== TASK TO COMPLETE ==
Leaving out the pictures, retype all the material exactly.

Dataset records:
________
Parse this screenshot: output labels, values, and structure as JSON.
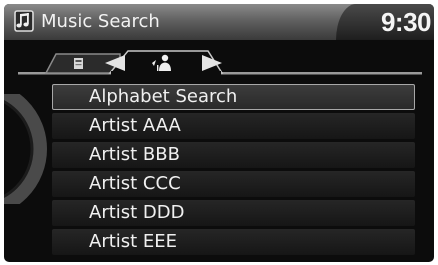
{
  "header": {
    "title": "Music Search",
    "clock": "9:30",
    "icon": "music-note-icon"
  },
  "tabs": {
    "left_tab_icon": "hdd-icon",
    "active_tab_icon": "artist-person-icon",
    "prev_icon": "arrow-left-icon",
    "next_icon": "arrow-right-icon"
  },
  "list": {
    "items": [
      {
        "label": "Alphabet Search",
        "selected": true
      },
      {
        "label": "Artist AAA",
        "selected": false
      },
      {
        "label": "Artist BBB",
        "selected": false
      },
      {
        "label": "Artist CCC",
        "selected": false
      },
      {
        "label": "Artist DDD",
        "selected": false
      },
      {
        "label": "Artist EEE",
        "selected": false
      }
    ]
  }
}
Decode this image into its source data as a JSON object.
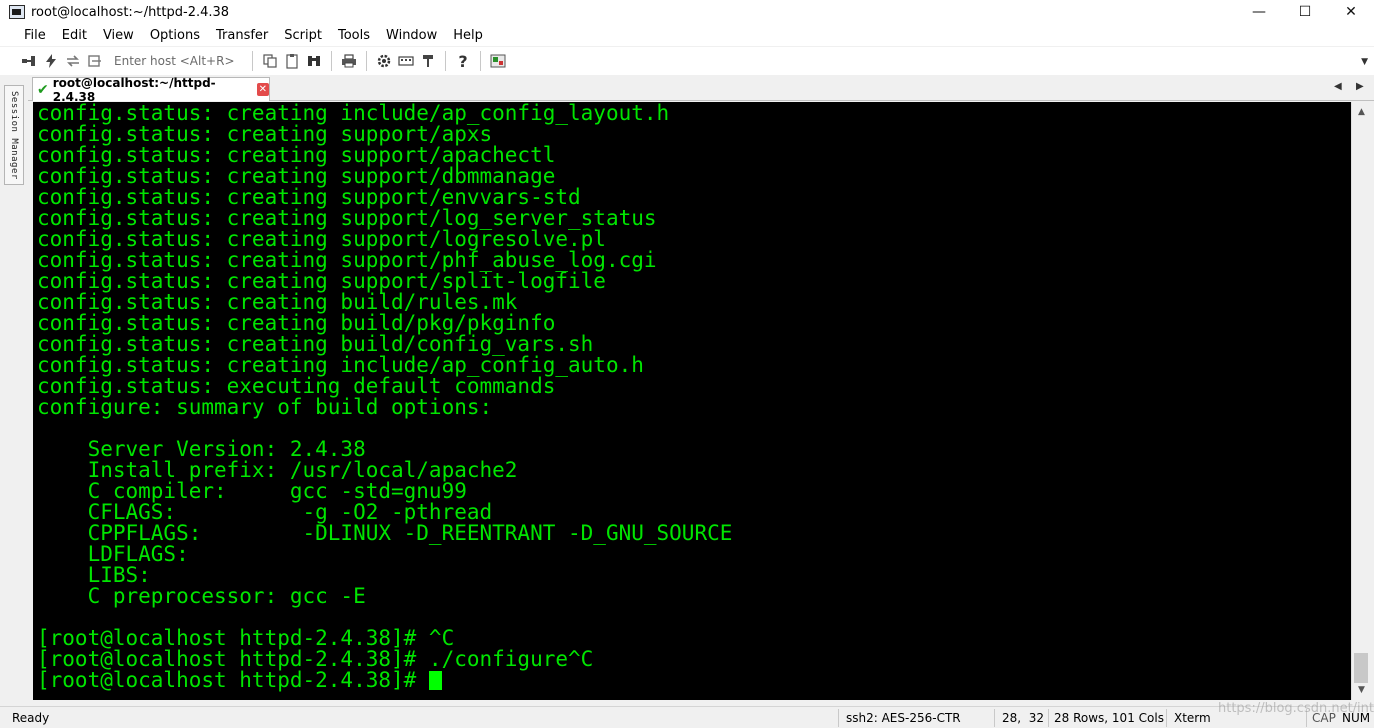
{
  "window": {
    "title": "root@localhost:~/httpd-2.4.38",
    "controls": {
      "minimize": "—",
      "maximize": "☐",
      "close": "✕"
    }
  },
  "menu": [
    "File",
    "Edit",
    "View",
    "Options",
    "Transfer",
    "Script",
    "Tools",
    "Window",
    "Help"
  ],
  "toolbar": {
    "host_placeholder": "Enter host <Alt+R>",
    "icons": [
      "connect-icon",
      "quick-connect-icon",
      "reconnect-icon",
      "copy-icon",
      "paste-icon",
      "find-icon",
      "print-icon",
      "settings-icon",
      "keymap-icon",
      "sftp-icon",
      "help-icon",
      "script-icon"
    ]
  },
  "session_manager": {
    "label": "Session Manager"
  },
  "tab": {
    "label": "root@localhost:~/httpd-2.4.38",
    "status_color": "#1f9b1f"
  },
  "terminal": {
    "fg": "#00e500",
    "bg": "#000000",
    "lines": [
      "config.status: creating include/ap_config_layout.h",
      "config.status: creating support/apxs",
      "config.status: creating support/apachectl",
      "config.status: creating support/dbmmanage",
      "config.status: creating support/envvars-std",
      "config.status: creating support/log_server_status",
      "config.status: creating support/logresolve.pl",
      "config.status: creating support/phf_abuse_log.cgi",
      "config.status: creating support/split-logfile",
      "config.status: creating build/rules.mk",
      "config.status: creating build/pkg/pkginfo",
      "config.status: creating build/config_vars.sh",
      "config.status: creating include/ap_config_auto.h",
      "config.status: executing default commands",
      "configure: summary of build options:",
      "",
      "    Server Version: 2.4.38",
      "    Install prefix: /usr/local/apache2",
      "    C compiler:     gcc -std=gnu99",
      "    CFLAGS:          -g -O2 -pthread",
      "    CPPFLAGS:        -DLINUX -D_REENTRANT -D_GNU_SOURCE",
      "    LDFLAGS:",
      "    LIBS:",
      "    C preprocessor: gcc -E",
      "",
      "[root@localhost httpd-2.4.38]# ^C",
      "[root@localhost httpd-2.4.38]# ./configure^C"
    ],
    "prompt": "[root@localhost httpd-2.4.38]# "
  },
  "status": {
    "ready": "Ready",
    "cipher": "ssh2: AES-256-CTR",
    "cursor_pos": "28,  32",
    "size": "28 Rows, 101 Cols",
    "term_type": "Xterm",
    "caps": "CAP",
    "num": "NUM",
    "watermark": "https://blog.csdn.net/intern_lin0"
  }
}
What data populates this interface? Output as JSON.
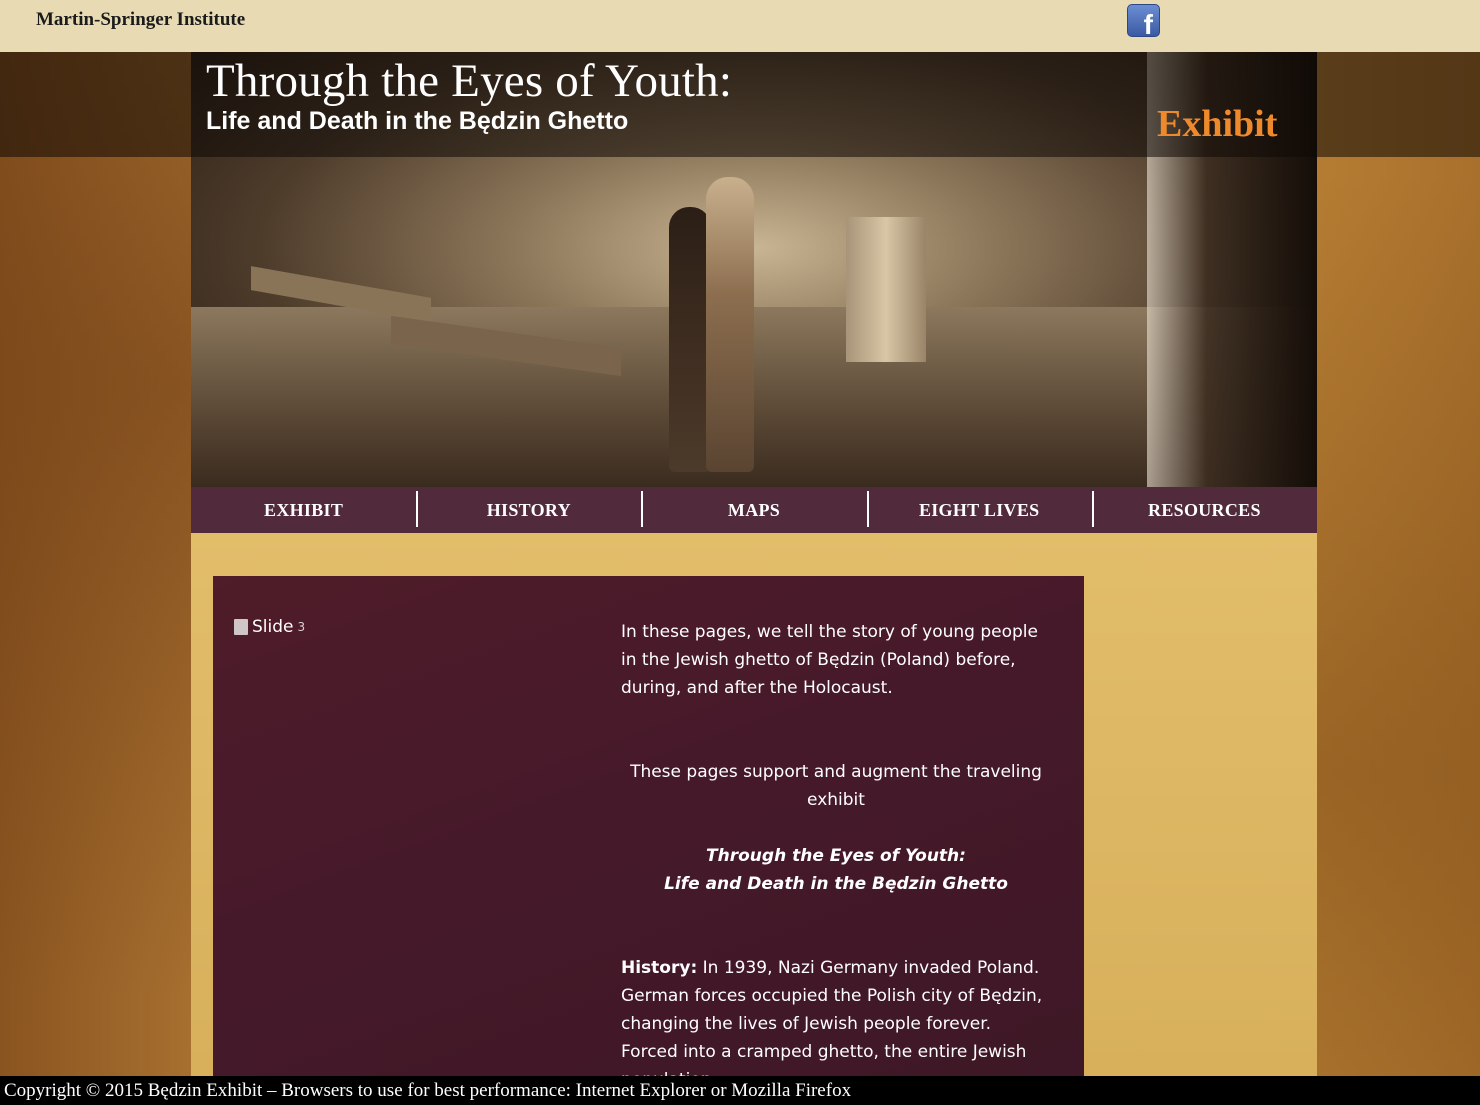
{
  "topbar": {
    "site_name": "Martin-Springer Institute",
    "facebook_icon": "facebook-icon",
    "facebook_glyph": "f"
  },
  "header": {
    "title": "Through the Eyes of Youth:",
    "subtitle": "Life and Death in the Będzin Ghetto",
    "section_label": "Exhibit"
  },
  "nav": {
    "items": [
      {
        "label": "EXHIBIT"
      },
      {
        "label": "HISTORY"
      },
      {
        "label": "MAPS"
      },
      {
        "label": "EIGHT LIVES"
      },
      {
        "label": "RESOURCES"
      }
    ]
  },
  "content": {
    "slide_alt": "Slide",
    "slide_suffix": "3",
    "intro": "In these pages, we tell the story of young people in the Jewish ghetto of Będzin (Poland) before, during, and after the Holocaust.",
    "support": "These pages support and augment the traveling exhibit",
    "exhibit_title_line1": "Through the Eyes of Youth:",
    "exhibit_title_line2": "Life and Death in the Będzin Ghetto",
    "history_label": "History:",
    "history_text": " In 1939, Nazi Germany invaded Poland. German forces occupied the Polish city of Będzin, changing the lives of Jewish people forever. Forced into a cramped ghetto, the entire Jewish population"
  },
  "footer": {
    "text": "Copyright © 2015 Będzin Exhibit – Browsers to use for best performance: Internet Explorer or Mozilla Firefox"
  },
  "colors": {
    "nav_bg": "#512a3b",
    "content_box_bg": "#46192a",
    "section_label": "#ef8a2c",
    "topbar_bg": "#e8dbb4"
  }
}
________
== SOLUTION TO THIS PROBLEM ==
Parse this screenshot: output labels, values, and structure as JSON.
{
  "header": {
    "title": "Music Search",
    "clock": "9:30",
    "icon": "music-note-icon"
  },
  "tabs": {
    "left_tab_icon": "hdd-icon",
    "active_tab_icon": "artist-person-icon",
    "prev_icon": "arrow-left-icon",
    "next_icon": "arrow-right-icon"
  },
  "list": {
    "items": [
      {
        "label": "Alphabet Search",
        "selected": true
      },
      {
        "label": "Artist AAA",
        "selected": false
      },
      {
        "label": "Artist BBB",
        "selected": false
      },
      {
        "label": "Artist CCC",
        "selected": false
      },
      {
        "label": "Artist DDD",
        "selected": false
      },
      {
        "label": "Artist EEE",
        "selected": false
      }
    ]
  }
}
Decode this image into its source data as a JSON object.
{
  "window": {
    "title": "root@localhost:~/httpd-2.4.38",
    "controls": {
      "minimize": "—",
      "maximize": "☐",
      "close": "✕"
    }
  },
  "menu": [
    "File",
    "Edit",
    "View",
    "Options",
    "Transfer",
    "Script",
    "Tools",
    "Window",
    "Help"
  ],
  "toolbar": {
    "host_placeholder": "Enter host <Alt+R>",
    "icons": [
      "connect-icon",
      "quick-connect-icon",
      "reconnect-icon",
      "copy-icon",
      "paste-icon",
      "find-icon",
      "print-icon",
      "settings-icon",
      "keymap-icon",
      "sftp-icon",
      "help-icon",
      "script-icon"
    ]
  },
  "session_manager": {
    "label": "Session Manager"
  },
  "tab": {
    "label": "root@localhost:~/httpd-2.4.38",
    "status_color": "#1f9b1f"
  },
  "terminal": {
    "fg": "#00e500",
    "bg": "#000000",
    "lines": [
      "config.status: creating include/ap_config_layout.h",
      "config.status: creating support/apxs",
      "config.status: creating support/apachectl",
      "config.status: creating support/dbmmanage",
      "config.status: creating support/envvars-std",
      "config.status: creating support/log_server_status",
      "config.status: creating support/logresolve.pl",
      "config.status: creating support/phf_abuse_log.cgi",
      "config.status: creating support/split-logfile",
      "config.status: creating build/rules.mk",
      "config.status: creating build/pkg/pkginfo",
      "config.status: creating build/config_vars.sh",
      "config.status: creating include/ap_config_auto.h",
      "config.status: executing default commands",
      "configure: summary of build options:",
      "",
      "    Server Version: 2.4.38",
      "    Install prefix: /usr/local/apache2",
      "    C compiler:     gcc -std=gnu99",
      "    CFLAGS:          -g -O2 -pthread",
      "    CPPFLAGS:        -DLINUX -D_REENTRANT -D_GNU_SOURCE",
      "    LDFLAGS:",
      "    LIBS:",
      "    C preprocessor: gcc -E",
      "",
      "[root@localhost httpd-2.4.38]# ^C",
      "[root@localhost httpd-2.4.38]# ./configure^C"
    ],
    "prompt": "[root@localhost httpd-2.4.38]# "
  },
  "status": {
    "ready": "Ready",
    "cipher": "ssh2: AES-256-CTR",
    "cursor_pos": "28,  32",
    "size": "28 Rows, 101 Cols",
    "term_type": "Xterm",
    "caps": "CAP",
    "num": "NUM",
    "watermark": "https://blog.csdn.net/intern_lin0"
  }
}
What data populates this interface? Output as JSON.
{
  "topbar": {
    "site_name": "Martin-Springer Institute",
    "facebook_icon": "facebook-icon",
    "facebook_glyph": "f"
  },
  "header": {
    "title": "Through the Eyes of Youth:",
    "subtitle": "Life and Death in the Będzin Ghetto",
    "section_label": "Exhibit"
  },
  "nav": {
    "items": [
      {
        "label": "EXHIBIT"
      },
      {
        "label": "HISTORY"
      },
      {
        "label": "MAPS"
      },
      {
        "label": "EIGHT LIVES"
      },
      {
        "label": "RESOURCES"
      }
    ]
  },
  "content": {
    "slide_alt": "Slide",
    "slide_suffix": "3",
    "intro": "In these pages, we tell the story of young people in the Jewish ghetto of Będzin (Poland) before, during, and after the Holocaust.",
    "support": "These pages support and augment the traveling exhibit",
    "exhibit_title_line1": "Through the Eyes of Youth:",
    "exhibit_title_line2": "Life and Death in the Będzin Ghetto",
    "history_label": "History:",
    "history_text": " In 1939, Nazi Germany invaded Poland. German forces occupied the Polish city of Będzin, changing the lives of Jewish people forever. Forced into a cramped ghetto, the entire Jewish population"
  },
  "footer": {
    "text": "Copyright © 2015 Będzin Exhibit – Browsers to use for best performance: Internet Explorer or Mozilla Firefox"
  },
  "colors": {
    "nav_bg": "#512a3b",
    "content_box_bg": "#46192a",
    "section_label": "#ef8a2c",
    "topbar_bg": "#e8dbb4"
  }
}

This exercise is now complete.